[Dataset records]
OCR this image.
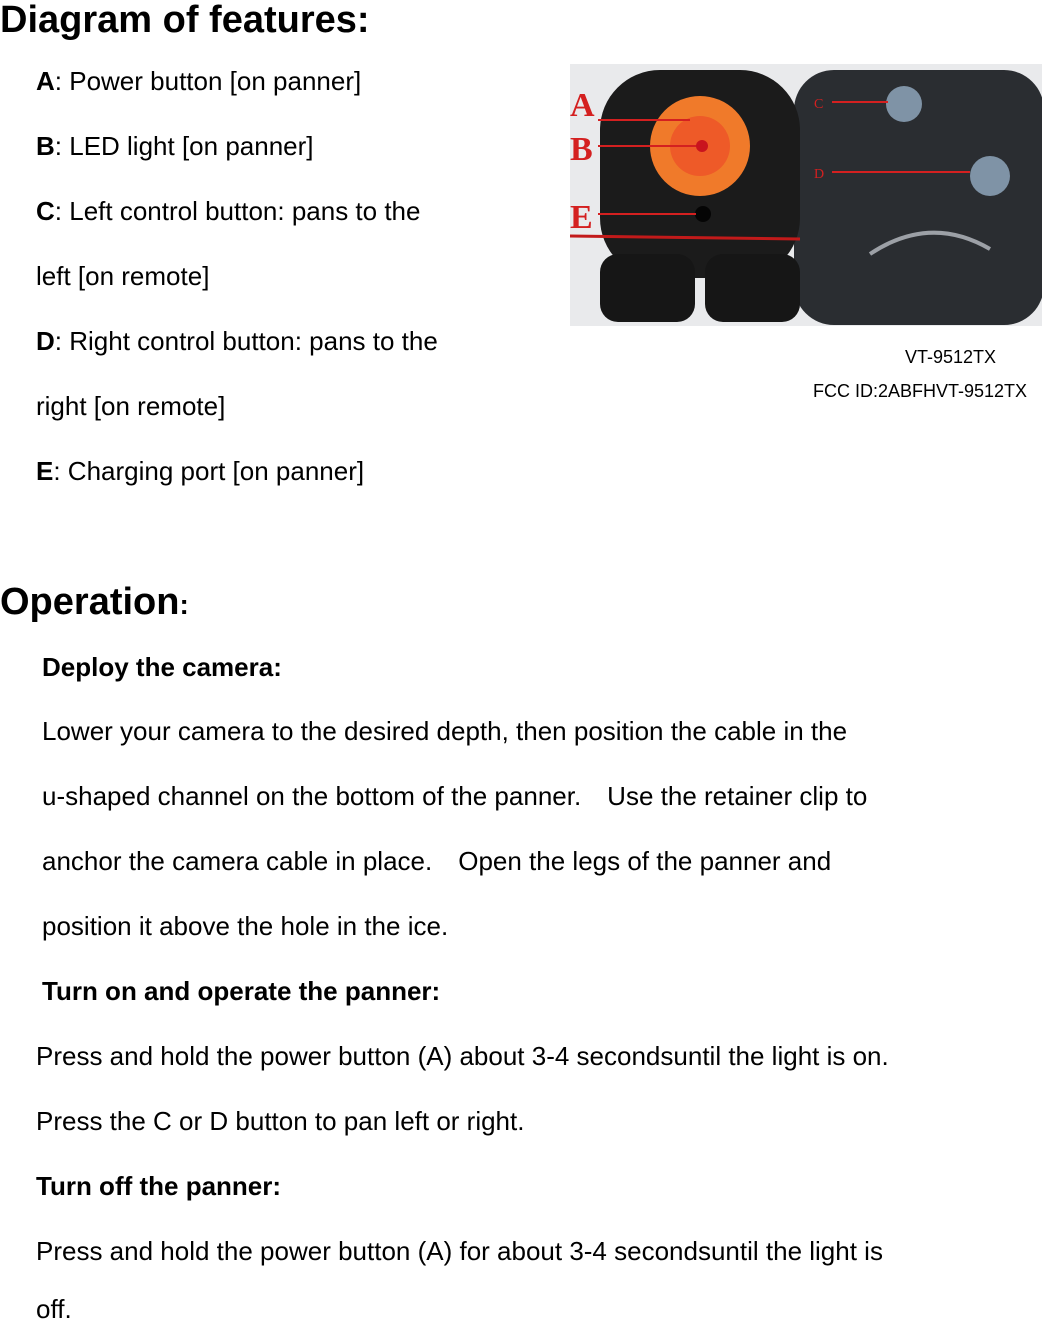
Diagram of features:
A: Power button [on panner]
B: LED light [on panner]
C: Left control button: pans to the
left [on remote]
D: Right control button: pans to the
right [on remote]
E: Charging port [on panner]
A
B
E
C
D
VT-9512TX
FCC ID:2ABFHVT-9512TX
Operation:
Deploy the camera:
Lower your camera to the desired depth, then position the cable in the
u-shaped channel on the bottom of the panner.　Use the retainer clip to
anchor the camera cable in place.　Open the legs of the panner and
position it above the hole in the ice.
Turn on and operate the panner:
Press and hold the power button (A) about 3-4 secondsuntil the light is on.
Press the C or D button to pan left or right.
Turn off the panner:
Press and hold the power button (A) for about 3-4 secondsuntil the light is
off.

**Requirement:** Show all lines from the data above in which the word "about" appears.

**Worked answer:**
Press and hold the power button (A) about 3-4 secondsuntil the light is on.
Press and hold the power button (A) for about 3-4 secondsuntil the light is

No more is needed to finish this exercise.